**THE PROBLEM**
Work through the entries below and show every line in which "triplicate" is found.

**DATA FOR PROCESSING**
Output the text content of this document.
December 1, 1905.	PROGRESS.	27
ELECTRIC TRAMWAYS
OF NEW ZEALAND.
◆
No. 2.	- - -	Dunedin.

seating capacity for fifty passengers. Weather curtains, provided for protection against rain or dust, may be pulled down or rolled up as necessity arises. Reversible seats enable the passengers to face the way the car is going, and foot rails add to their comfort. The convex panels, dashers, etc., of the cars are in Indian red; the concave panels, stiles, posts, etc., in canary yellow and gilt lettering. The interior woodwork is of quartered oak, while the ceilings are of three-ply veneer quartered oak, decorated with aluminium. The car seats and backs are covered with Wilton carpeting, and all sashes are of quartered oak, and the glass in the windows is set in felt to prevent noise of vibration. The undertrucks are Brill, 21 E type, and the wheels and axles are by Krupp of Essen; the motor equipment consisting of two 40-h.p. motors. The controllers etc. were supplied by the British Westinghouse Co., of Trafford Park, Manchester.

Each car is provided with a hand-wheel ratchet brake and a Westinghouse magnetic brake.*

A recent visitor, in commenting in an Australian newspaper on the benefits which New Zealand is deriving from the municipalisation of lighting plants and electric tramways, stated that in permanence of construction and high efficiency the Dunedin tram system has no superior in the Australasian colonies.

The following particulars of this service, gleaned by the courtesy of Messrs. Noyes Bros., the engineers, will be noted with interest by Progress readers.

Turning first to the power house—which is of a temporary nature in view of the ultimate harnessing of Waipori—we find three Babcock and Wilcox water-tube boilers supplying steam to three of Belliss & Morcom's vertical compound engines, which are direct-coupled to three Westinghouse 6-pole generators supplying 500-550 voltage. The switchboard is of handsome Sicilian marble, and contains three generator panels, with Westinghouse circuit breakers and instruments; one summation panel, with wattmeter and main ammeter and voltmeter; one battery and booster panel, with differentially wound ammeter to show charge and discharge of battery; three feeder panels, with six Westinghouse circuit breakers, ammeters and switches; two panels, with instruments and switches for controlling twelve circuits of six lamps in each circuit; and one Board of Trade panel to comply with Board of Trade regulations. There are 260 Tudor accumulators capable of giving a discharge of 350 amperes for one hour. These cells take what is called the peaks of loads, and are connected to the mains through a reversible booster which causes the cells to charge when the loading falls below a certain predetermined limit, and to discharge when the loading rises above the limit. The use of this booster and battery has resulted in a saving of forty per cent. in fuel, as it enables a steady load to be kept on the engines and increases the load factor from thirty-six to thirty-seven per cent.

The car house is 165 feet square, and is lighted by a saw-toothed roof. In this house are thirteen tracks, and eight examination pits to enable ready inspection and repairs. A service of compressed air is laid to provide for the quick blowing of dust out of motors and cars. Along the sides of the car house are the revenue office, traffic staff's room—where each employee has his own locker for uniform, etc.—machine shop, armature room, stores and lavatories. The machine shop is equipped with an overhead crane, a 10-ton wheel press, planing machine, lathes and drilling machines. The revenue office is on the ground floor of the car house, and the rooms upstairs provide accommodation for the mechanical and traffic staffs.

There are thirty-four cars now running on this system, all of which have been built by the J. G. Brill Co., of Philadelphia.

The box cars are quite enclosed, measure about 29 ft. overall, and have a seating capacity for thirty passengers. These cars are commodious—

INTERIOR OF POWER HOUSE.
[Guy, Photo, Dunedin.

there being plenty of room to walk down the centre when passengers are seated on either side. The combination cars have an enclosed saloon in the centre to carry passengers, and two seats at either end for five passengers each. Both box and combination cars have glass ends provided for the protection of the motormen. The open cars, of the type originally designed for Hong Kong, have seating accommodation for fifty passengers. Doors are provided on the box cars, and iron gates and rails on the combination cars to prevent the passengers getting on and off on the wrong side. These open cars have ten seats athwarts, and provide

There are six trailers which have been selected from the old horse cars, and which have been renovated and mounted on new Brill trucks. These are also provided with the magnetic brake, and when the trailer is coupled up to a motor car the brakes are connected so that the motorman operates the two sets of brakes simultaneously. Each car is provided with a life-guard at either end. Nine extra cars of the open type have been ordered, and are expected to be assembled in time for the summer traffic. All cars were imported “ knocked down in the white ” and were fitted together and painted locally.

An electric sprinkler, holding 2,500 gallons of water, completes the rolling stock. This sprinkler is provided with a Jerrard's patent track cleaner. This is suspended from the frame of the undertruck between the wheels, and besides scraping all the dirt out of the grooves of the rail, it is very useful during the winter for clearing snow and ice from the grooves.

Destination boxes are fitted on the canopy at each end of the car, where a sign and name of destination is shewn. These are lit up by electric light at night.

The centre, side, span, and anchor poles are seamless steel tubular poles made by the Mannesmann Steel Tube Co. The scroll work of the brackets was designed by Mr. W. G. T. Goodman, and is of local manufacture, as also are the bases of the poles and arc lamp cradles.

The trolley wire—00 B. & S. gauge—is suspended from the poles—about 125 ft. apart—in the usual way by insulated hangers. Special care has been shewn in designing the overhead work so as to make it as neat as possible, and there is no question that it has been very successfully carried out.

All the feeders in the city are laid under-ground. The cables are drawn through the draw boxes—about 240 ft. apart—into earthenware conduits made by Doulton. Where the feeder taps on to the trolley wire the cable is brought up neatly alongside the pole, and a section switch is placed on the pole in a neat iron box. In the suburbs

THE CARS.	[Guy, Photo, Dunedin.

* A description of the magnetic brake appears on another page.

---

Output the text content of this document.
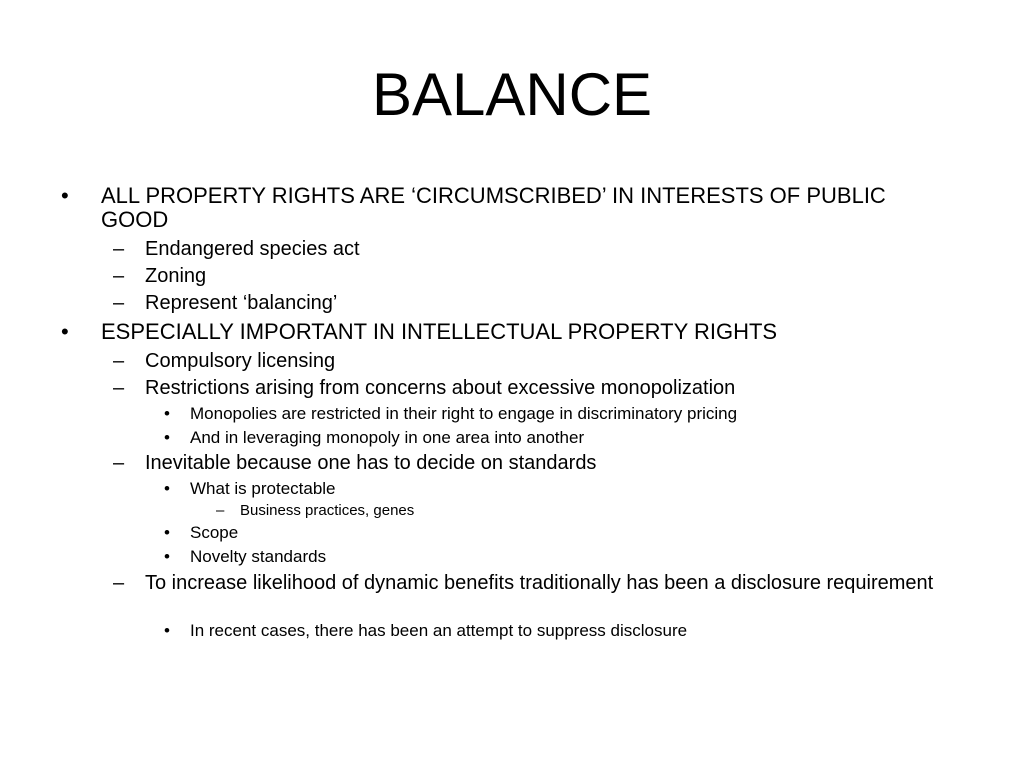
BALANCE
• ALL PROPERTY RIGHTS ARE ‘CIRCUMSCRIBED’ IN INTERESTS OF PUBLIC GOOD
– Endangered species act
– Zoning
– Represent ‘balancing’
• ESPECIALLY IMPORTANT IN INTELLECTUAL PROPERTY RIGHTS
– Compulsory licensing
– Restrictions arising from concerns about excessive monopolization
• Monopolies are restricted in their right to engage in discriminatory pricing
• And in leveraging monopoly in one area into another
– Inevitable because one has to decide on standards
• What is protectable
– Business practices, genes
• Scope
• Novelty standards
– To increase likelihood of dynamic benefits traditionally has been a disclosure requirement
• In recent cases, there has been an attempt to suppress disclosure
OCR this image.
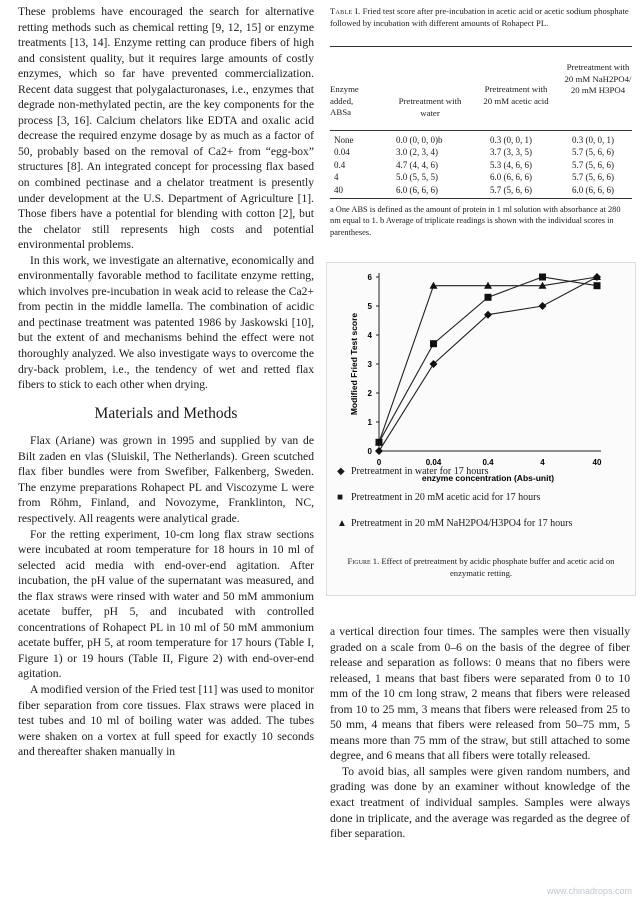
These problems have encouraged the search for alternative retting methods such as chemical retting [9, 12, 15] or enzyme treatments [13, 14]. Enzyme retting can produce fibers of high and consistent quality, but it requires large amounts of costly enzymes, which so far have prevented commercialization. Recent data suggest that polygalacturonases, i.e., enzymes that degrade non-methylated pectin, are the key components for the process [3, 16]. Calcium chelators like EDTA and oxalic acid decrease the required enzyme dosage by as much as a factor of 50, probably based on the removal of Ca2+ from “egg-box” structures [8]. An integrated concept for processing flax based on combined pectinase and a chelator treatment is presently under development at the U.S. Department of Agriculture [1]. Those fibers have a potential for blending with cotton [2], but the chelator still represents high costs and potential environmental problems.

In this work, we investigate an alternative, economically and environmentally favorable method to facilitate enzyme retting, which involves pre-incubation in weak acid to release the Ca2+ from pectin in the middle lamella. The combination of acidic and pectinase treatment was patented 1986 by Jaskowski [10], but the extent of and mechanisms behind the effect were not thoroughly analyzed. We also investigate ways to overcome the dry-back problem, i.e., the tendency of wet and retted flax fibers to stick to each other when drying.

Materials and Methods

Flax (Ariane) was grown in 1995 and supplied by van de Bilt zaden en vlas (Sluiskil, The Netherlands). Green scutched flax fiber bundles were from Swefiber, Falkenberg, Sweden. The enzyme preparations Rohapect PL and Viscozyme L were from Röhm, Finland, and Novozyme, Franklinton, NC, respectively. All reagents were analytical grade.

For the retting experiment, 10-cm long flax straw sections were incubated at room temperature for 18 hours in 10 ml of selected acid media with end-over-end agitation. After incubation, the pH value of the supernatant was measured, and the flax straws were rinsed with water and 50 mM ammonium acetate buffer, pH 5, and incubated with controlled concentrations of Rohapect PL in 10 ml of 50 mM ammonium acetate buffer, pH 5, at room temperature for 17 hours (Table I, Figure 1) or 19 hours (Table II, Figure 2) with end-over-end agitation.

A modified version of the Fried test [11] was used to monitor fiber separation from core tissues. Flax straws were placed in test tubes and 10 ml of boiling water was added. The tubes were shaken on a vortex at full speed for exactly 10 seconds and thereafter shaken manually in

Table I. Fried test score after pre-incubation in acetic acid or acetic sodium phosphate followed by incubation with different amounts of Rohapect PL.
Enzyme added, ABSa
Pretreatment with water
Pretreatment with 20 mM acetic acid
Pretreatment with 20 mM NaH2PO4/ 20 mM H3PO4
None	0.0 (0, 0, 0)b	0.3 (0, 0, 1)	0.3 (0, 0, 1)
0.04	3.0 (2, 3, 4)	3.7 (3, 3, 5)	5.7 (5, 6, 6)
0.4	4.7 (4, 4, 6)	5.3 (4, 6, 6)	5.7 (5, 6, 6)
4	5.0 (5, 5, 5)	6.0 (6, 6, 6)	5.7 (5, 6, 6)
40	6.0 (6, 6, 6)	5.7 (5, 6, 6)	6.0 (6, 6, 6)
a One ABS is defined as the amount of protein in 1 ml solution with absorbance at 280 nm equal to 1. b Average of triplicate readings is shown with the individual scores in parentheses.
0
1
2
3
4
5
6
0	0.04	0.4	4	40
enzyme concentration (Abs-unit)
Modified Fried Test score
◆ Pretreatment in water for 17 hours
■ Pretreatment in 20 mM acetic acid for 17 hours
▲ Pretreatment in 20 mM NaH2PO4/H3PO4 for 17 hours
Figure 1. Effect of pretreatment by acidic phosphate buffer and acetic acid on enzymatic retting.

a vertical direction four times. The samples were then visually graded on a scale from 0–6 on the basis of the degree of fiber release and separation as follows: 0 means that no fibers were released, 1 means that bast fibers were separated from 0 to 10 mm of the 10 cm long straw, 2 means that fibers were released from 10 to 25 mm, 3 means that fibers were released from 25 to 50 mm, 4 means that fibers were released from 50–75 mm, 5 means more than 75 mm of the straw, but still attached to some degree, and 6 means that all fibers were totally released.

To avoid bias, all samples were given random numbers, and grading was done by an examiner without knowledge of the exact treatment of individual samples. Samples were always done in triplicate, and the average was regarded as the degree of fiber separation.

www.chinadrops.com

...

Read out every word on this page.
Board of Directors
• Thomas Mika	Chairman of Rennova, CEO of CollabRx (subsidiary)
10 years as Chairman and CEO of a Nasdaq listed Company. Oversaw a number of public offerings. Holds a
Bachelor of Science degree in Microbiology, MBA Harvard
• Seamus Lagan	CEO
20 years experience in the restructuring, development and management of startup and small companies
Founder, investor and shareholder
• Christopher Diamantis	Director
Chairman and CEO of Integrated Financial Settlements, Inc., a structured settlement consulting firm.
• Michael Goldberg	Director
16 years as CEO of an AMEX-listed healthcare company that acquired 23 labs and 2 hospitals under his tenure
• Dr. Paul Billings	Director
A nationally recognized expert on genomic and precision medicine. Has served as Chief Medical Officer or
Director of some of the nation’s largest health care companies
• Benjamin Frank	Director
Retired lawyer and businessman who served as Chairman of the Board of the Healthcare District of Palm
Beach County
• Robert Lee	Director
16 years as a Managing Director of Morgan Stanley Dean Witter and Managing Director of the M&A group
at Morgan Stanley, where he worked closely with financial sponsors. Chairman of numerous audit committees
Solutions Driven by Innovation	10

**RESPONSE TO THIS EXERCISE**
a One ABS is defined as the amount of protein in 1 ml solution with absorbance at 280 nm equal to 1. b Average of triplicate readings is shown with the individual scores in parentheses.
To avoid bias, all samples were given random numbers, and grading was done by an examiner without knowledge of the exact treatment of individual samples. Samples were always done in triplicate, and the average was regarded as the degree of fiber separation.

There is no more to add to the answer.